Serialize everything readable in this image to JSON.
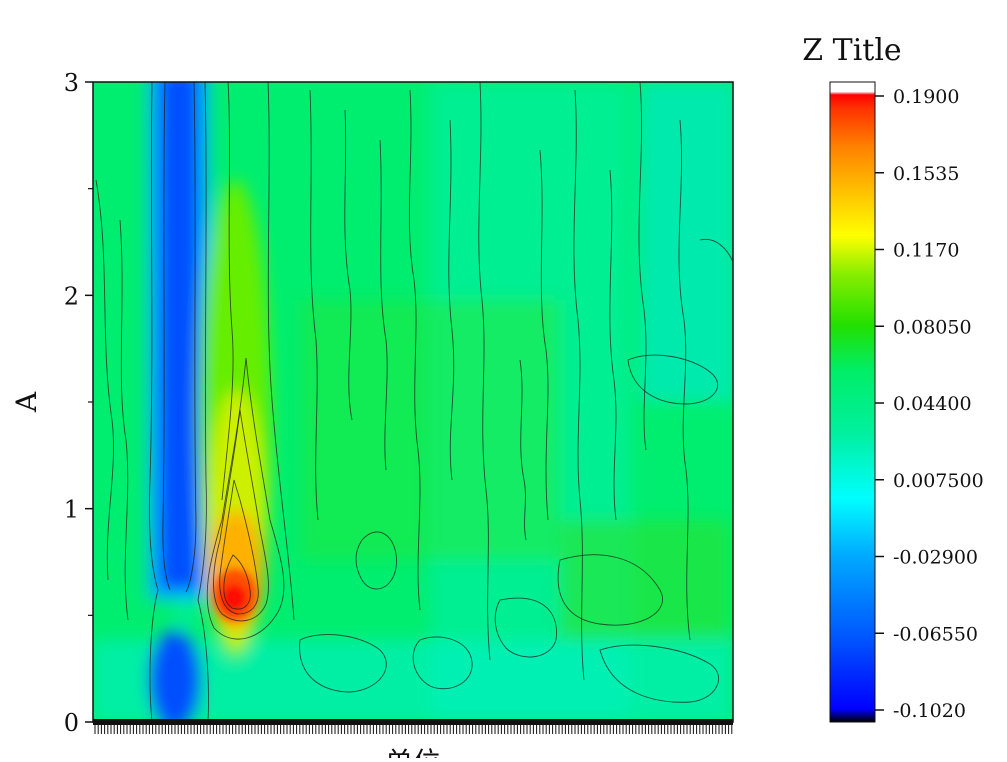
{
  "chart_data": {
    "type": "heatmap",
    "title": "",
    "xlabel": "单位",
    "ylabel": "A",
    "ylim": [
      0,
      3
    ],
    "y_ticks": [
      "0",
      "1",
      "2",
      "3"
    ],
    "grid": false,
    "contour_lines": true,
    "colorbar": {
      "title": "Z Title",
      "placement": "right",
      "range": [
        -0.102,
        0.19
      ],
      "tick_labels": [
        "0.1900",
        "0.1535",
        "0.1170",
        "0.08050",
        "0.04400",
        "0.007500",
        "-0.02900",
        "-0.06550",
        "-0.1020"
      ],
      "colors": [
        "#000000",
        "#0000ff",
        "#0055ff",
        "#00aaff",
        "#00ffff",
        "#00f0a0",
        "#00ee66",
        "#22e000",
        "#88ee00",
        "#ffff00",
        "#ffc000",
        "#ff8000",
        "#ff3000",
        "#ff0000",
        "#ffffff"
      ]
    },
    "features": [
      {
        "name": "blue-band",
        "x_range": [
          0.09,
          0.17
        ],
        "y_range": [
          0,
          3
        ],
        "z": -0.1
      },
      {
        "name": "hot-spot",
        "x": 0.22,
        "y": 0.55,
        "z": 0.19
      },
      {
        "name": "warm-plume",
        "x": 0.22,
        "y_range": [
          0.4,
          1.7
        ],
        "z": 0.1
      }
    ]
  }
}
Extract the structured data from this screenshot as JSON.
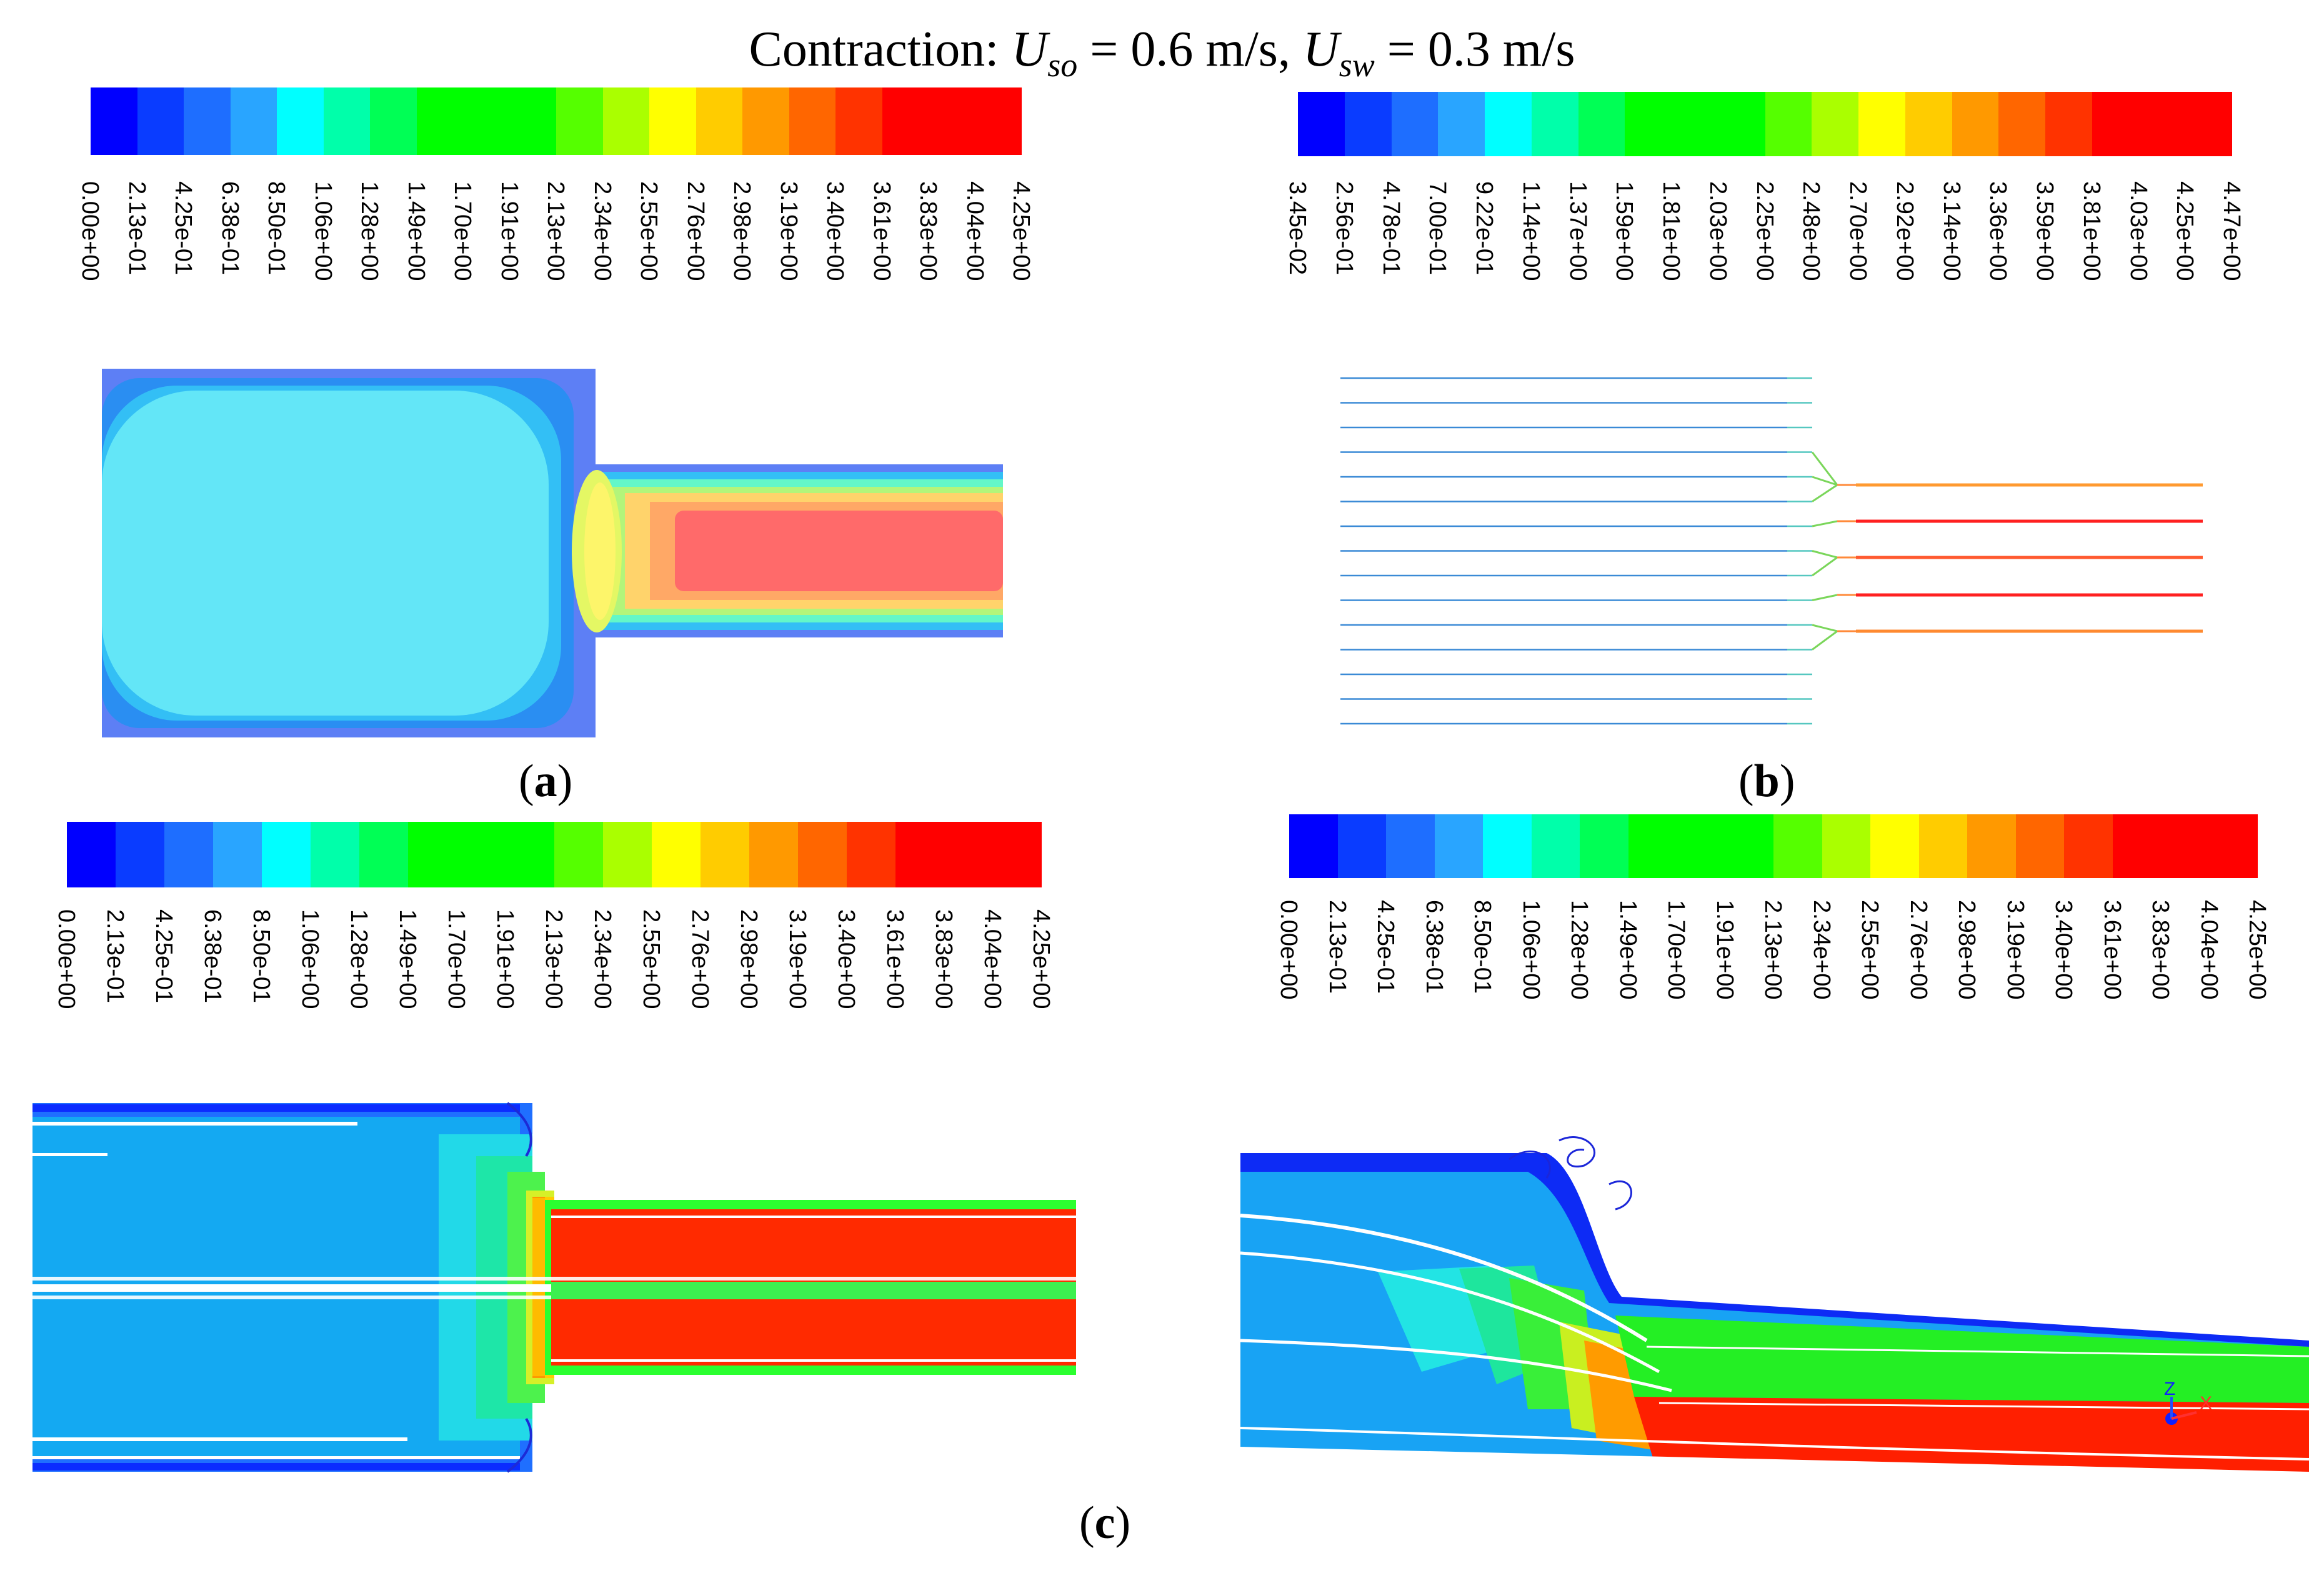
{
  "figure": {
    "title_prefix": "Contraction: ",
    "u_so_symbol": "U",
    "u_so_sub": "so",
    "u_so_value": " = 0.6 m/s, ",
    "u_sw_symbol": "U",
    "u_sw_sub": "sw",
    "u_sw_value": " = 0.3 m/s"
  },
  "captions": {
    "a": "a",
    "b": "b",
    "c": "c"
  },
  "colormap": [
    "#0000ff",
    "#0a3cff",
    "#1e6eff",
    "#29a5ff",
    "#00ffff",
    "#00ffaa",
    "#00ff55",
    "#00ff00",
    "#00ff00",
    "#00ff00",
    "#55ff00",
    "#aaff00",
    "#ffff00",
    "#ffcc00",
    "#ff9900",
    "#ff6600",
    "#ff3300",
    "#ff0000",
    "#ff0000",
    "#ff0000"
  ],
  "colorbars": {
    "a": {
      "labels": [
        "0.00e+00",
        "2.13e-01",
        "4.25e-01",
        "6.38e-01",
        "8.50e-01",
        "1.06e+00",
        "1.28e+00",
        "1.49e+00",
        "1.70e+00",
        "1.91e+00",
        "2.13e+00",
        "2.34e+00",
        "2.55e+00",
        "2.76e+00",
        "2.98e+00",
        "3.19e+00",
        "3.40e+00",
        "3.61e+00",
        "3.83e+00",
        "4.04e+00",
        "4.25e+00"
      ]
    },
    "b": {
      "labels": [
        "3.45e-02",
        "2.56e-01",
        "4.78e-01",
        "7.00e-01",
        "9.22e-01",
        "1.14e+00",
        "1.37e+00",
        "1.59e+00",
        "1.81e+00",
        "2.03e+00",
        "2.25e+00",
        "2.48e+00",
        "2.70e+00",
        "2.92e+00",
        "3.14e+00",
        "3.36e+00",
        "3.59e+00",
        "3.81e+00",
        "4.03e+00",
        "4.25e+00",
        "4.47e+00"
      ]
    },
    "c_left": {
      "labels": [
        "0.00e+00",
        "2.13e-01",
        "4.25e-01",
        "6.38e-01",
        "8.50e-01",
        "1.06e+00",
        "1.28e+00",
        "1.49e+00",
        "1.70e+00",
        "1.91e+00",
        "2.13e+00",
        "2.34e+00",
        "2.55e+00",
        "2.76e+00",
        "2.98e+00",
        "3.19e+00",
        "3.40e+00",
        "3.61e+00",
        "3.83e+00",
        "4.04e+00",
        "4.25e+00"
      ]
    },
    "c_right": {
      "labels": [
        "0.00e+00",
        "2.13e-01",
        "4.25e-01",
        "6.38e-01",
        "8.50e-01",
        "1.06e+00",
        "1.28e+00",
        "1.49e+00",
        "1.70e+00",
        "1.91e+00",
        "2.13e+00",
        "2.34e+00",
        "2.55e+00",
        "2.76e+00",
        "2.98e+00",
        "3.19e+00",
        "3.40e+00",
        "3.61e+00",
        "3.83e+00",
        "4.04e+00",
        "4.25e+00"
      ]
    }
  },
  "axis_triad": {
    "z": "Z",
    "x": "X"
  }
}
#####
Except for the pictures, print the data above exactly.

Serialize everything readable in this image to JSON.
{
  "chart_data": {
    "type": "heatmap",
    "title": "",
    "xlabel": "单位",
    "ylabel": "A",
    "ylim": [
      0,
      3
    ],
    "y_ticks": [
      "0",
      "1",
      "2",
      "3"
    ],
    "grid": false,
    "contour_lines": true,
    "colorbar": {
      "title": "Z Title",
      "placement": "right",
      "range": [
        -0.102,
        0.19
      ],
      "tick_labels": [
        "0.1900",
        "0.1535",
        "0.1170",
        "0.08050",
        "0.04400",
        "0.007500",
        "-0.02900",
        "-0.06550",
        "-0.1020"
      ],
      "colors": [
        "#000000",
        "#0000ff",
        "#0055ff",
        "#00aaff",
        "#00ffff",
        "#00f0a0",
        "#00ee66",
        "#22e000",
        "#88ee00",
        "#ffff00",
        "#ffc000",
        "#ff8000",
        "#ff3000",
        "#ff0000",
        "#ffffff"
      ]
    },
    "features": [
      {
        "name": "blue-band",
        "x_range": [
          0.09,
          0.17
        ],
        "y_range": [
          0,
          3
        ],
        "z": -0.1
      },
      {
        "name": "hot-spot",
        "x": 0.22,
        "y": 0.55,
        "z": 0.19
      },
      {
        "name": "warm-plume",
        "x": 0.22,
        "y_range": [
          0.4,
          1.7
        ],
        "z": 0.1
      }
    ]
  }
}
Extract the structured data from this screenshot as JSON.
{
  "figure": {
    "title_prefix": "Contraction: ",
    "u_so_symbol": "U",
    "u_so_sub": "so",
    "u_so_value": " = 0.6 m/s, ",
    "u_sw_symbol": "U",
    "u_sw_sub": "sw",
    "u_sw_value": " = 0.3 m/s"
  },
  "captions": {
    "a": "a",
    "b": "b",
    "c": "c"
  },
  "colormap": [
    "#0000ff",
    "#0a3cff",
    "#1e6eff",
    "#29a5ff",
    "#00ffff",
    "#00ffaa",
    "#00ff55",
    "#00ff00",
    "#00ff00",
    "#00ff00",
    "#55ff00",
    "#aaff00",
    "#ffff00",
    "#ffcc00",
    "#ff9900",
    "#ff6600",
    "#ff3300",
    "#ff0000",
    "#ff0000",
    "#ff0000"
  ],
  "colorbars": {
    "a": {
      "labels": [
        "0.00e+00",
        "2.13e-01",
        "4.25e-01",
        "6.38e-01",
        "8.50e-01",
        "1.06e+00",
        "1.28e+00",
        "1.49e+00",
        "1.70e+00",
        "1.91e+00",
        "2.13e+00",
        "2.34e+00",
        "2.55e+00",
        "2.76e+00",
        "2.98e+00",
        "3.19e+00",
        "3.40e+00",
        "3.61e+00",
        "3.83e+00",
        "4.04e+00",
        "4.25e+00"
      ]
    },
    "b": {
      "labels": [
        "3.45e-02",
        "2.56e-01",
        "4.78e-01",
        "7.00e-01",
        "9.22e-01",
        "1.14e+00",
        "1.37e+00",
        "1.59e+00",
        "1.81e+00",
        "2.03e+00",
        "2.25e+00",
        "2.48e+00",
        "2.70e+00",
        "2.92e+00",
        "3.14e+00",
        "3.36e+00",
        "3.59e+00",
        "3.81e+00",
        "4.03e+00",
        "4.25e+00",
        "4.47e+00"
      ]
    },
    "c_left": {
      "labels": [
        "0.00e+00",
        "2.13e-01",
        "4.25e-01",
        "6.38e-01",
        "8.50e-01",
        "1.06e+00",
        "1.28e+00",
        "1.49e+00",
        "1.70e+00",
        "1.91e+00",
        "2.13e+00",
        "2.34e+00",
        "2.55e+00",
        "2.76e+00",
        "2.98e+00",
        "3.19e+00",
        "3.40e+00",
        "3.61e+00",
        "3.83e+00",
        "4.04e+00",
        "4.25e+00"
      ]
    },
    "c_right": {
      "labels": [
        "0.00e+00",
        "2.13e-01",
        "4.25e-01",
        "6.38e-01",
        "8.50e-01",
        "1.06e+00",
        "1.28e+00",
        "1.49e+00",
        "1.70e+00",
        "1.91e+00",
        "2.13e+00",
        "2.34e+00",
        "2.55e+00",
        "2.76e+00",
        "2.98e+00",
        "3.19e+00",
        "3.40e+00",
        "3.61e+00",
        "3.83e+00",
        "4.04e+00",
        "4.25e+00"
      ]
    }
  },
  "axis_triad": {
    "z": "Z",
    "x": "X"
  }
}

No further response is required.